WHAT IS REQUIRED: Every line holding the string "Agilent" should be gathered.

DATA FOR THIS EXERCISE:
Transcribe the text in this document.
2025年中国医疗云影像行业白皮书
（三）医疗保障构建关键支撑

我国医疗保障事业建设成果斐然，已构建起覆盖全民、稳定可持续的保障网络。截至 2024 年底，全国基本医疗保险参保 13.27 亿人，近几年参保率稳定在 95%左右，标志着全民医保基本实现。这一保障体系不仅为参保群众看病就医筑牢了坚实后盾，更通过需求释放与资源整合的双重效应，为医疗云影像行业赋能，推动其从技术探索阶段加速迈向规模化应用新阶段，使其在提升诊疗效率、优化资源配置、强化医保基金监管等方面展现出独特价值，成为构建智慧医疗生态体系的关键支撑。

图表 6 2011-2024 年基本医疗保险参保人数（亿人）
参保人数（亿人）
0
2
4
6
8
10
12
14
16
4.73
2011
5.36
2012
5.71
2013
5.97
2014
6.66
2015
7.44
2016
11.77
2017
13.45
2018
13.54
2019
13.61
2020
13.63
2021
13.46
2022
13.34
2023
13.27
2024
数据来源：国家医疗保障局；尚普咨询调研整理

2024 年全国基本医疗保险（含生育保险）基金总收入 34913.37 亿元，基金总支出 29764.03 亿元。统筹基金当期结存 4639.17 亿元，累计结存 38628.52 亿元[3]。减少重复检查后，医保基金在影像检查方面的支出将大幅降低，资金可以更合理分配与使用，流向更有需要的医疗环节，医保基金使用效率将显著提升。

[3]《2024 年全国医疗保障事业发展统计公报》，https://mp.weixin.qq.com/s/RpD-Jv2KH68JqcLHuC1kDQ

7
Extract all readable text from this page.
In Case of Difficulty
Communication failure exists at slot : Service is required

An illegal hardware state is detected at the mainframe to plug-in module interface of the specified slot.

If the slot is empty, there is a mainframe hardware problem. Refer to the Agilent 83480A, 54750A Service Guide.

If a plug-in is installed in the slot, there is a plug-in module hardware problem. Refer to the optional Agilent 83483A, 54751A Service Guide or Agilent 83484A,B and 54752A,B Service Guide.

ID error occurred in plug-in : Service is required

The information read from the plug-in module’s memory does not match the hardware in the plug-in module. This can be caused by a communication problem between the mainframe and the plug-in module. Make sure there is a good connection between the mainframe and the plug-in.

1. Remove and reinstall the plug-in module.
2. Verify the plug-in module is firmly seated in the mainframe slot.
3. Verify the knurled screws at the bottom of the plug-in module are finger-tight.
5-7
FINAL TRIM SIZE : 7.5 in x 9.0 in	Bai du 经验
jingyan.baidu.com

PROBLEM SOLUTION:
If the slot is empty, there is a mainframe hardware problem. Refer to the Agilent 83480A, 54750A Service Guide.
If a plug-in is installed in the slot, there is a plug-in module hardware problem. Refer to the optional Agilent 83483A, 54751A Service Guide or Agilent 83484A,B and 54752A,B Service Guide.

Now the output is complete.